TO DO
Output every line below without omitting or altering anything.

INPUT MATERIAL
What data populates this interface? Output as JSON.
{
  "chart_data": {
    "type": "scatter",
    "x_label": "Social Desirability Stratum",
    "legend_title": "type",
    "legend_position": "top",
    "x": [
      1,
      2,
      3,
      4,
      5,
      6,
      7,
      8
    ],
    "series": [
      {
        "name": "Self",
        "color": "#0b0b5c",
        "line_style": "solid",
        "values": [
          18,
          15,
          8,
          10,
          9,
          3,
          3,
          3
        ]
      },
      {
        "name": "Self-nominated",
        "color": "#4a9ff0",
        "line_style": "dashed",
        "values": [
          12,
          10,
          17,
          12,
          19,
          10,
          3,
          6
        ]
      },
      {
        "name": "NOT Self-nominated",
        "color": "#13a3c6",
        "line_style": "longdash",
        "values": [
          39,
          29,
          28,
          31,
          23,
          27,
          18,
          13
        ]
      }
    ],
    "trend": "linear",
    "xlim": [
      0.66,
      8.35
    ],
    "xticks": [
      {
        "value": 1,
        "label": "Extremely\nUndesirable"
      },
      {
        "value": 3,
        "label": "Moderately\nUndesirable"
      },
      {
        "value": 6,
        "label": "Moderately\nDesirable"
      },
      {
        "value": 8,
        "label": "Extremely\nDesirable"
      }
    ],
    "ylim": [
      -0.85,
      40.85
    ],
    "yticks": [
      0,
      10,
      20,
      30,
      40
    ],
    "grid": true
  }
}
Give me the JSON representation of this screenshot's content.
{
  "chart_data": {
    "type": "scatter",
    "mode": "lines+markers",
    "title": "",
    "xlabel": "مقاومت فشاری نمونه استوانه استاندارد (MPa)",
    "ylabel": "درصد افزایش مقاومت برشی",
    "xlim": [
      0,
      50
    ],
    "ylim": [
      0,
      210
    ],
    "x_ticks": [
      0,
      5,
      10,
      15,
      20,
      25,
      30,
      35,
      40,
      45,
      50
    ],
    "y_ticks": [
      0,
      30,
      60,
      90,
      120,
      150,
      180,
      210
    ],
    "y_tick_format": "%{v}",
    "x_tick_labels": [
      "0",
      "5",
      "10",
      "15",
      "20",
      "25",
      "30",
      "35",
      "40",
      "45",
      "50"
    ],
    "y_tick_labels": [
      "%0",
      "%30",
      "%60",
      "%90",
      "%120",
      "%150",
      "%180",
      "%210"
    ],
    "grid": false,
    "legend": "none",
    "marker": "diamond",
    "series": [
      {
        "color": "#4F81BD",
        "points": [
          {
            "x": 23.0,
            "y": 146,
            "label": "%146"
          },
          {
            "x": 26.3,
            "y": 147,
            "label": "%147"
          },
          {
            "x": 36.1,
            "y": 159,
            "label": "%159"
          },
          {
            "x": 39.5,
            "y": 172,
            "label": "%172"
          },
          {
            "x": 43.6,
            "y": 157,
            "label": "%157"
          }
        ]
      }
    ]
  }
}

COMPLETED TASK
What data populates this interface? Output as JSON.
{
  "chart_data": {
    "type": "scatter",
    "x_label": "Social Desirability Stratum",
    "legend_title": "type",
    "legend_position": "top",
    "x": [
      1,
      2,
      3,
      4,
      5,
      6,
      7,
      8
    ],
    "series": [
      {
        "name": "Self",
        "color": "#0b0b5c",
        "line_style": "solid",
        "values": [
          18,
          15,
          8,
          10,
          9,
          3,
          3,
          3
        ]
      },
      {
        "name": "Self-nominated",
        "color": "#4a9ff0",
        "line_style": "dashed",
        "values": [
          12,
          10,
          17,
          12,
          19,
          10,
          3,
          6
        ]
      },
      {
        "name": "NOT Self-nominated",
        "color": "#13a3c6",
        "line_style": "longdash",
        "values": [
          39,
          29,
          28,
          31,
          23,
          27,
          18,
          13
        ]
      }
    ],
    "trend": "linear",
    "xlim": [
      0.66,
      8.35
    ],
    "xticks": [
      {
        "value": 1,
        "label": "Extremely\nUndesirable"
      },
      {
        "value": 3,
        "label": "Moderately\nUndesirable"
      },
      {
        "value": 6,
        "label": "Moderately\nDesirable"
      },
      {
        "value": 8,
        "label": "Extremely\nDesirable"
      }
    ],
    "ylim": [
      -0.85,
      40.85
    ],
    "yticks": [
      0,
      10,
      20,
      30,
      40
    ],
    "grid": true
  }
}
Give me the JSON representation of this screenshot's content.
{
  "chart_data": {
    "type": "scatter",
    "mode": "lines+markers",
    "title": "",
    "xlabel": "مقاومت فشاری نمونه استوانه استاندارد (MPa)",
    "ylabel": "درصد افزایش مقاومت برشی",
    "xlim": [
      0,
      50
    ],
    "ylim": [
      0,
      210
    ],
    "x_ticks": [
      0,
      5,
      10,
      15,
      20,
      25,
      30,
      35,
      40,
      45,
      50
    ],
    "y_ticks": [
      0,
      30,
      60,
      90,
      120,
      150,
      180,
      210
    ],
    "y_tick_format": "%{v}",
    "x_tick_labels": [
      "0",
      "5",
      "10",
      "15",
      "20",
      "25",
      "30",
      "35",
      "40",
      "45",
      "50"
    ],
    "y_tick_labels": [
      "%0",
      "%30",
      "%60",
      "%90",
      "%120",
      "%150",
      "%180",
      "%210"
    ],
    "grid": false,
    "legend": "none",
    "marker": "diamond",
    "series": [
      {
        "color": "#4F81BD",
        "points": [
          {
            "x": 23.0,
            "y": 146,
            "label": "%146"
          },
          {
            "x": 26.3,
            "y": 147,
            "label": "%147"
          },
          {
            "x": 36.1,
            "y": 159,
            "label": "%159"
          },
          {
            "x": 39.5,
            "y": 172,
            "label": "%172"
          },
          {
            "x": 43.6,
            "y": 157,
            "label": "%157"
          }
        ]
      }
    ]
  }
}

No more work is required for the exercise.